Problem to work on: Output all of the entries exactly as written.

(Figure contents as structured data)
- - - - -
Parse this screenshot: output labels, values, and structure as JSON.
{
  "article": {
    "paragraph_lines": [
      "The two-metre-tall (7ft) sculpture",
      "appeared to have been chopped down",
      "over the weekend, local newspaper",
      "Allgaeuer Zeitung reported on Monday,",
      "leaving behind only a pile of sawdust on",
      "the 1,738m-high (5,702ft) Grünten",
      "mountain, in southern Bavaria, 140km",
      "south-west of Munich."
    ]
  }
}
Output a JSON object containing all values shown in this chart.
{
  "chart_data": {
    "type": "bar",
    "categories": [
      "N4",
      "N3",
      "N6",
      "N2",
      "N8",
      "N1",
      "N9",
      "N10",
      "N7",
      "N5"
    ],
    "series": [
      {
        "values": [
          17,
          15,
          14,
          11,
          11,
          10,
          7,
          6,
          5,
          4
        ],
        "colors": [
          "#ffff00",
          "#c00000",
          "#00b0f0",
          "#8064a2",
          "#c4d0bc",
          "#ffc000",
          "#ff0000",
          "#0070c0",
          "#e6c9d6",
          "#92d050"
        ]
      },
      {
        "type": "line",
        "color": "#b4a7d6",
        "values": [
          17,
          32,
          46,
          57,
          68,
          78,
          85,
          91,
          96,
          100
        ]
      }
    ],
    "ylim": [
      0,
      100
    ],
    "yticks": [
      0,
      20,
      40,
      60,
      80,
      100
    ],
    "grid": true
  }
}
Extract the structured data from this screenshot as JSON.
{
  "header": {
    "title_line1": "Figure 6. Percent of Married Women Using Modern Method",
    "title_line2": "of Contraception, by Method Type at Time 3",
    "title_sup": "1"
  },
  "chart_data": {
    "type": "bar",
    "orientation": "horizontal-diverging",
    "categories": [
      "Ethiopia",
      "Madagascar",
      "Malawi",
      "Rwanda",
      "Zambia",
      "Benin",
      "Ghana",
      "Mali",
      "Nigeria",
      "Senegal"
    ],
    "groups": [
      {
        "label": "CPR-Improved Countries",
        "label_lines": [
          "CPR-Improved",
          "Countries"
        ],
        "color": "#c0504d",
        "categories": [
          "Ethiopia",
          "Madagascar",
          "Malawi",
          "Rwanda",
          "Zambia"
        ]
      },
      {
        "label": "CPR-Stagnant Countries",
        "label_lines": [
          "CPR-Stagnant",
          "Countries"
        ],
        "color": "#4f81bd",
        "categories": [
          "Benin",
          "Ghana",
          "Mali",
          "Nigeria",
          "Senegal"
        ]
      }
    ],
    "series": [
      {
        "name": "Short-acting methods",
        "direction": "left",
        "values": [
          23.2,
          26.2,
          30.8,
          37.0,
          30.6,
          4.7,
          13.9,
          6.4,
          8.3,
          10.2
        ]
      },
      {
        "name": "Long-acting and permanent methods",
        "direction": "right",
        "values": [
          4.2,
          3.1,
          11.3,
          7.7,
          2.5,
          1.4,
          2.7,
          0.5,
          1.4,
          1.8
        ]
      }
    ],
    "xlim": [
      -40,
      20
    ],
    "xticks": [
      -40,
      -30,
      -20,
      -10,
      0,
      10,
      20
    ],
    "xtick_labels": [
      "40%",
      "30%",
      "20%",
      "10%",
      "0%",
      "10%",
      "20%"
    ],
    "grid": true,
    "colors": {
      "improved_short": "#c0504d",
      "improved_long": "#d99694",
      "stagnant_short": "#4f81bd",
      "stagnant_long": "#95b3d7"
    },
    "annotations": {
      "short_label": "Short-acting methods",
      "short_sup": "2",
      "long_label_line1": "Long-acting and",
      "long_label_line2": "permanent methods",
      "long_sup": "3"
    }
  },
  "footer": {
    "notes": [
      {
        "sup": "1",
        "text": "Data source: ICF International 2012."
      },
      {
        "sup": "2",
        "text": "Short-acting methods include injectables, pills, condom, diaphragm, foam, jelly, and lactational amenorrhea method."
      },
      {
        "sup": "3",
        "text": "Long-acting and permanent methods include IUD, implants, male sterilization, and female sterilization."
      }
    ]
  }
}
- - - - -
Final result:
Parse this screenshot: output labels, values, and structure as JSON.
{
  "article": {
    "paragraph_lines": [
      "The two-metre-tall (7ft) sculpture",
      "appeared to have been chopped down",
      "over the weekend, local newspaper",
      "Allgaeuer Zeitung reported on Monday,",
      "leaving behind only a pile of sawdust on",
      "the 1,738m-high (5,702ft) Grünten",
      "mountain, in southern Bavaria, 140km",
      "south-west of Munich."
    ]
  }
}
Output a JSON object containing all values shown in this chart.
{
  "chart_data": {
    "type": "bar",
    "categories": [
      "N4",
      "N3",
      "N6",
      "N2",
      "N8",
      "N1",
      "N9",
      "N10",
      "N7",
      "N5"
    ],
    "series": [
      {
        "values": [
          17,
          15,
          14,
          11,
          11,
          10,
          7,
          6,
          5,
          4
        ],
        "colors": [
          "#ffff00",
          "#c00000",
          "#00b0f0",
          "#8064a2",
          "#c4d0bc",
          "#ffc000",
          "#ff0000",
          "#0070c0",
          "#e6c9d6",
          "#92d050"
        ]
      },
      {
        "type": "line",
        "color": "#b4a7d6",
        "values": [
          17,
          32,
          46,
          57,
          68,
          78,
          85,
          91,
          96,
          100
        ]
      }
    ],
    "ylim": [
      0,
      100
    ],
    "yticks": [
      0,
      20,
      40,
      60,
      80,
      100
    ],
    "grid": true
  }
}
Extract the structured data from this screenshot as JSON.
{
  "header": {
    "title_line1": "Figure 6. Percent of Married Women Using Modern Method",
    "title_line2": "of Contraception, by Method Type at Time 3",
    "title_sup": "1"
  },
  "chart_data": {
    "type": "bar",
    "orientation": "horizontal-diverging",
    "categories": [
      "Ethiopia",
      "Madagascar",
      "Malawi",
      "Rwanda",
      "Zambia",
      "Benin",
      "Ghana",
      "Mali",
      "Nigeria",
      "Senegal"
    ],
    "groups": [
      {
        "label": "CPR-Improved Countries",
        "label_lines": [
          "CPR-Improved",
          "Countries"
        ],
        "color": "#c0504d",
        "categories": [
          "Ethiopia",
          "Madagascar",
          "Malawi",
          "Rwanda",
          "Zambia"
        ]
      },
      {
        "label": "CPR-Stagnant Countries",
        "label_lines": [
          "CPR-Stagnant",
          "Countries"
        ],
        "color": "#4f81bd",
        "categories": [
          "Benin",
          "Ghana",
          "Mali",
          "Nigeria",
          "Senegal"
        ]
      }
    ],
    "series": [
      {
        "name": "Short-acting methods",
        "direction": "left",
        "values": [
          23.2,
          26.2,
          30.8,
          37.0,
          30.6,
          4.7,
          13.9,
          6.4,
          8.3,
          10.2
        ]
      },
      {
        "name": "Long-acting and permanent methods",
        "direction": "right",
        "values": [
          4.2,
          3.1,
          11.3,
          7.7,
          2.5,
          1.4,
          2.7,
          0.5,
          1.4,
          1.8
        ]
      }
    ],
    "xlim": [
      -40,
      20
    ],
    "xticks": [
      -40,
      -30,
      -20,
      -10,
      0,
      10,
      20
    ],
    "xtick_labels": [
      "40%",
      "30%",
      "20%",
      "10%",
      "0%",
      "10%",
      "20%"
    ],
    "grid": true,
    "colors": {
      "improved_short": "#c0504d",
      "improved_long": "#d99694",
      "stagnant_short": "#4f81bd",
      "stagnant_long": "#95b3d7"
    },
    "annotations": {
      "short_label": "Short-acting methods",
      "short_sup": "2",
      "long_label_line1": "Long-acting and",
      "long_label_line2": "permanent methods",
      "long_sup": "3"
    }
  },
  "footer": {
    "notes": [
      {
        "sup": "1",
        "text": "Data source: ICF International 2012."
      },
      {
        "sup": "2",
        "text": "Short-acting methods include injectables, pills, condom, diaphragm, foam, jelly, and lactational amenorrhea method."
      },
      {
        "sup": "3",
        "text": "Long-acting and permanent methods include IUD, implants, male sterilization, and female sterilization."
      }
    ]
  }
}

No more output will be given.